Collection entries:
————
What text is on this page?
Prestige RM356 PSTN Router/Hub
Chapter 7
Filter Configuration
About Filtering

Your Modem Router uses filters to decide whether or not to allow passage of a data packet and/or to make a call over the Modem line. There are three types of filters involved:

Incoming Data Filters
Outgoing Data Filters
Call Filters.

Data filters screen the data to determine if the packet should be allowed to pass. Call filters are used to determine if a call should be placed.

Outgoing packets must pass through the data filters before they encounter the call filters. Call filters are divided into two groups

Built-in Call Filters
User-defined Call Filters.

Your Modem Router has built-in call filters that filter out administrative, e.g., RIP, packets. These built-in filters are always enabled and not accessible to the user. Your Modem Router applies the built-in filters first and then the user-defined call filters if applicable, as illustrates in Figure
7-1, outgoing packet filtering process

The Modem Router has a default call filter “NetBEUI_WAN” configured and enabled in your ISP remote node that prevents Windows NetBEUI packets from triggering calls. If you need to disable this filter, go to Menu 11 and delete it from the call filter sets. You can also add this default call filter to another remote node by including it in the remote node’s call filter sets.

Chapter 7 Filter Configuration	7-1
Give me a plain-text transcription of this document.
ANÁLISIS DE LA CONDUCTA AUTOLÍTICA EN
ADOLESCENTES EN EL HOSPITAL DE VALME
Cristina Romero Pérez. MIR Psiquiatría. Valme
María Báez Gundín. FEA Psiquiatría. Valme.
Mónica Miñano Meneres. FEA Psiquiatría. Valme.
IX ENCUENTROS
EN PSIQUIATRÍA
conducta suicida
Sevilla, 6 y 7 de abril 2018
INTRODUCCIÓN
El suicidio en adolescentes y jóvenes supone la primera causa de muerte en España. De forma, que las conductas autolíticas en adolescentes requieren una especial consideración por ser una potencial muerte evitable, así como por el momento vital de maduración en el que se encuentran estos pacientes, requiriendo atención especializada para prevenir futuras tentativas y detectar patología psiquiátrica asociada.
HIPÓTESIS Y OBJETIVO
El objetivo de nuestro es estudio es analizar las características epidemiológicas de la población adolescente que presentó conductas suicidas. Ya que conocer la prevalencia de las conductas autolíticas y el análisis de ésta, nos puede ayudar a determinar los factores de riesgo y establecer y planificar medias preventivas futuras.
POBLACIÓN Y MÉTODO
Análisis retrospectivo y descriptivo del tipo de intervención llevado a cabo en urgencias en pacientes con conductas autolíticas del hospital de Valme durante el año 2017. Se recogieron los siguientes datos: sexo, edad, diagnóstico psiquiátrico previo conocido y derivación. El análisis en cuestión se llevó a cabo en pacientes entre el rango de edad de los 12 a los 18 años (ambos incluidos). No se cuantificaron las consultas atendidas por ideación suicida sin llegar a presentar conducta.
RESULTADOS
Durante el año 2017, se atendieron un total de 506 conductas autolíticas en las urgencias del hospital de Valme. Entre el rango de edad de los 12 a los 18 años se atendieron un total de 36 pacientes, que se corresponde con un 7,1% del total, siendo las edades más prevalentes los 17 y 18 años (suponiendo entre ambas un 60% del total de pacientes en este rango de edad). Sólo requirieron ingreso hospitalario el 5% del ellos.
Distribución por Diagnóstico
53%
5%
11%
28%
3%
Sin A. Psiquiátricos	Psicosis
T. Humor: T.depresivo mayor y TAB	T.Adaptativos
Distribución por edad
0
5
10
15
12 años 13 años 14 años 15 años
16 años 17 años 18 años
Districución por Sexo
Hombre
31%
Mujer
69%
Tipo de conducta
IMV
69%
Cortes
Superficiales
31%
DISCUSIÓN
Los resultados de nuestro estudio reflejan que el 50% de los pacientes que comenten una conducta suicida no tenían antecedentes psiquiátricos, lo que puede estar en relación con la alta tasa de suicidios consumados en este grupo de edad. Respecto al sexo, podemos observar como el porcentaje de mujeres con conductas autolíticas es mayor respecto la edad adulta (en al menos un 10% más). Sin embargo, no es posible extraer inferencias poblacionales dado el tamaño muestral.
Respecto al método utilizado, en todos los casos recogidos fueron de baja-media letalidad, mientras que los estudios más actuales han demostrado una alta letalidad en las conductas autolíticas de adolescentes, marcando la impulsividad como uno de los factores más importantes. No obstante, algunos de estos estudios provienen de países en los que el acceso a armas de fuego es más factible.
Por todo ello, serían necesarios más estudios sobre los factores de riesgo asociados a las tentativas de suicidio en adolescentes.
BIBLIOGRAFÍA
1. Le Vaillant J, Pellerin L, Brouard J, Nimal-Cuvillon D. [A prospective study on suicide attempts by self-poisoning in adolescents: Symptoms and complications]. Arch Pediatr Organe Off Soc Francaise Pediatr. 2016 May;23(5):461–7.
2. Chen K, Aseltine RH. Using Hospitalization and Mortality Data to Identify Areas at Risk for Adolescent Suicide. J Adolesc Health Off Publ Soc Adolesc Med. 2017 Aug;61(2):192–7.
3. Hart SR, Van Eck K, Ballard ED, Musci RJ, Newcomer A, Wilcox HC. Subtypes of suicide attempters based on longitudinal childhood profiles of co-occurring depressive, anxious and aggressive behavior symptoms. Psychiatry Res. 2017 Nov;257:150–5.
————
◆ **Problem details**: Find every line in the records above that holds the word "Distribución", and copy each one.

◆ **Expected output**:
Distribución por Diagnóstico
Distribución por edad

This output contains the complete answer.